-------- RECORDS FOR THE TASK

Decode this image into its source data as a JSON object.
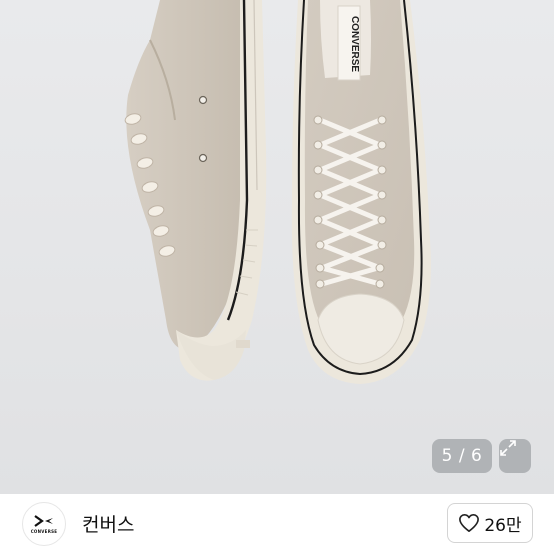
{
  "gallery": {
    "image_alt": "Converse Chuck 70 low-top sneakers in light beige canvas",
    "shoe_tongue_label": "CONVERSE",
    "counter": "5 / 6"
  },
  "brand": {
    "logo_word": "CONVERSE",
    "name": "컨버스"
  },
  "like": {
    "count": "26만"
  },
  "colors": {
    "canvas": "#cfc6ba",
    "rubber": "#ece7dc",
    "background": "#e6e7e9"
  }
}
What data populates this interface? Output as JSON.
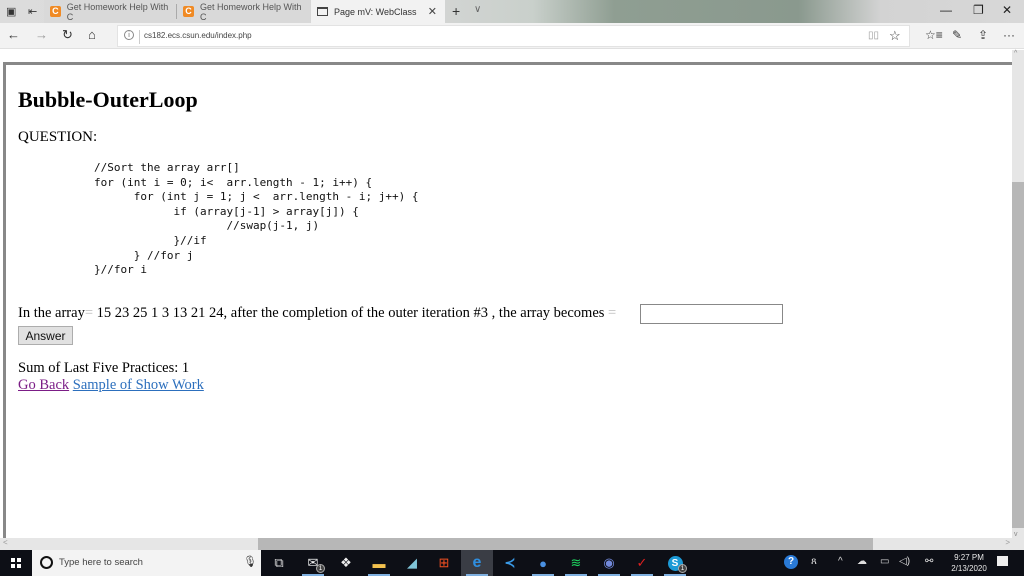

----------------
-------- RECORDS FOR THE TASK

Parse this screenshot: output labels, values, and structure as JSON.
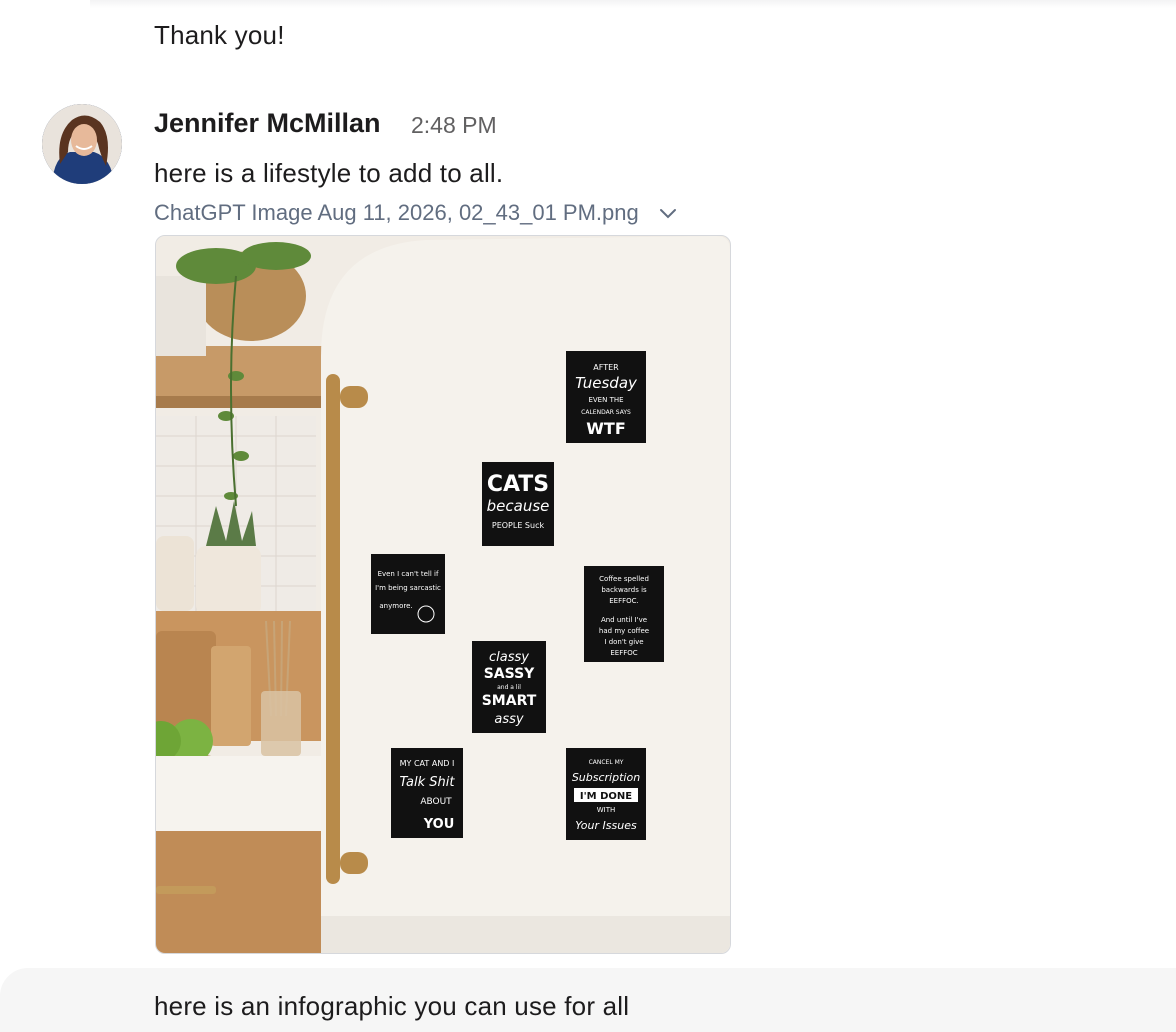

----------------

SET EXERCISE
Leave the pictures out, and transcribe exactly the lines above starting at the one that contains "Decode this image" and ending at the one that contains "What data populates".

ANSWER TO THE EXERCISE
Decode this image into its source data as a JSON object.
{
  "gallery": {
    "image_alt": "Converse Chuck 70 low-top sneakers in light beige canvas",
    "shoe_tongue_label": "CONVERSE",
    "counter": "5 / 6"
  },
  "brand": {
    "logo_word": "CONVERSE",
    "name": "컨버스"
  },
  "like": {
    "count": "26만"
  },
  "colors": {
    "canvas": "#cfc6ba",
    "rubber": "#ece7dc",
    "background": "#e6e7e9"
  }
}
What data populates this interface? Output as JSON.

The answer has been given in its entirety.